Write out the material exactly, with the pictures left out.

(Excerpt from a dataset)
┌────────

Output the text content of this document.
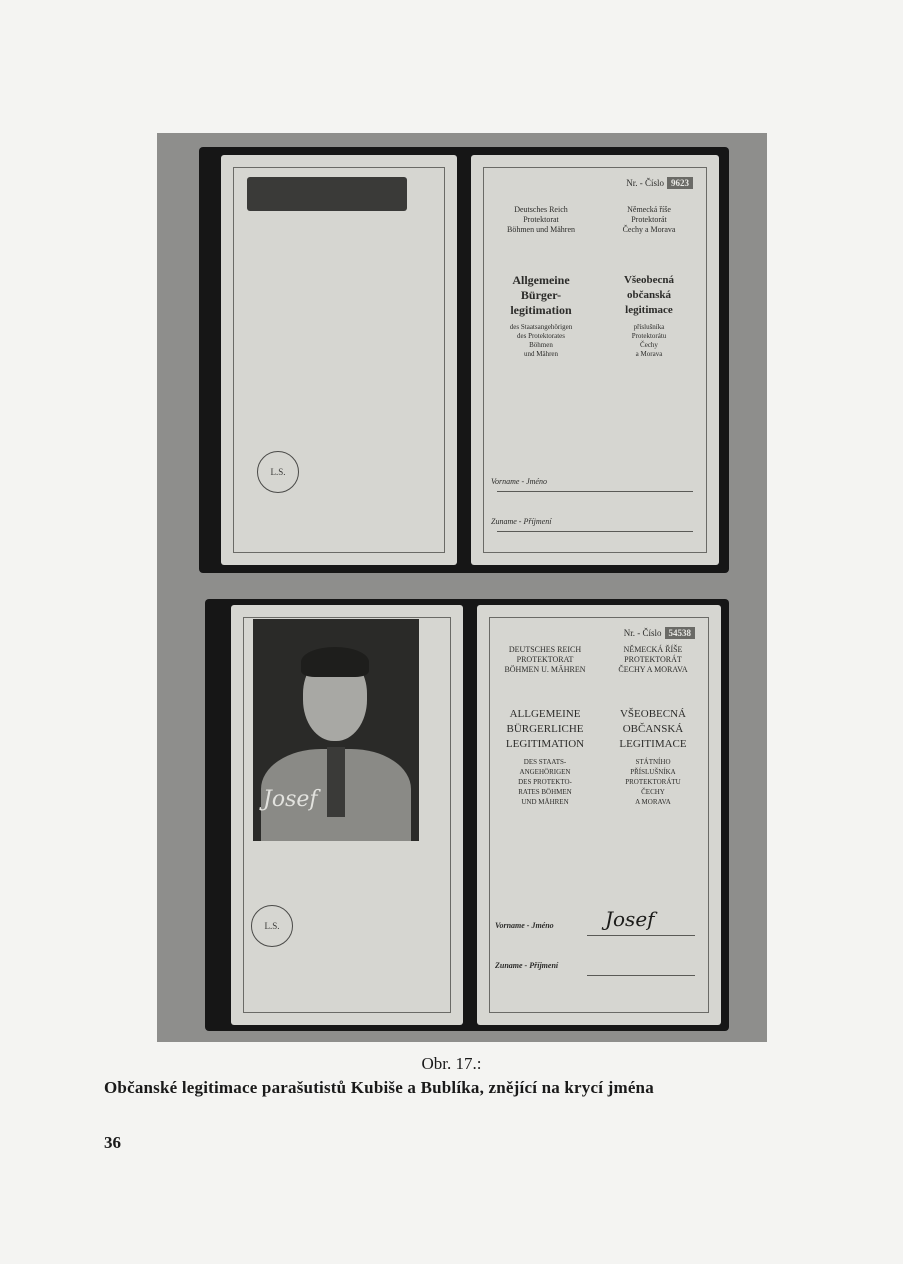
L.S.
Nr. - Číslo 9623
Deutsches Reich
Protektorat
Böhmen und Mähren
Německá říše
Protektorát
Čechy a Morava
Allgemeine
Bürger-
legitimation
Všeobecná
občanská
legitimace
des Staatsangehörigen
des Protektorates
Böhmen
und Mähren
příslušníka
Protektorátu
Čechy
a Morava
Vorname - Jméno
Zuname - Příjmení
Josef
L.S.
Nr. - Číslo 54538
DEUTSCHES REICH
PROTEKTORAT
BÖHMEN U. MÄHREN
NĚMECKÁ ŘÍŠE
PROTEKTORÁT
ČECHY A MORAVA
ALLGEMEINE
BÜRGERLICHE
LEGITIMATION
VŠEOBECNÁ
OBČANSKÁ
LEGITIMACE
DES STAATS-
ANGEHÖRIGEN
DES PROTEKTO-
RATES BÖHMEN
UND MÄHREN
STÁTNÍHO
PŘÍSLUŠNÍKA
PROTEKTORÁTU
ČECHY
A MORAVA
Vorname - Jméno	Josef
Zuname - Příjmení
Obr. 17.:
Občanské legitimace parašutistů Kubiše a Bublíka, znějící na krycí jména
36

└────────

§ TASK RESPONSE
Output the text content of this document.
L.S.
Nr. - Číslo 9623
Deutsches Reich
Protektorat
Böhmen und Mähren
Německá říše
Protektorát
Čechy a Morava
Allgemeine
Bürger-
legitimation
Všeobecná
občanská
legitimace
des Staatsangehörigen
des Protektorates
Böhmen
und Mähren
příslušníka
Protektorátu
Čechy
a Morava
Vorname - Jméno
Zuname - Příjmení
Josef
L.S.
Nr. - Číslo 54538
DEUTSCHES REICH
PROTEKTORAT
BÖHMEN U. MÄHREN
NĚMECKÁ ŘÍŠE
PROTEKTORÁT
ČECHY A MORAVA
ALLGEMEINE
BÜRGERLICHE
LEGITIMATION
VŠEOBECNÁ
OBČANSKÁ
LEGITIMACE
DES STAATS-
ANGEHÖRIGEN
DES PROTEKTO-
RATES BÖHMEN
UND MÄHREN
STÁTNÍHO
PŘÍSLUŠNÍKA
PROTEKTORÁTU
ČECHY
A MORAVA
Vorname - Jméno	Josef
Zuname - Příjmení
Obr. 17.:
Občanské legitimace parašutistů Kubiše a Bublíka, znějící na krycí jména
36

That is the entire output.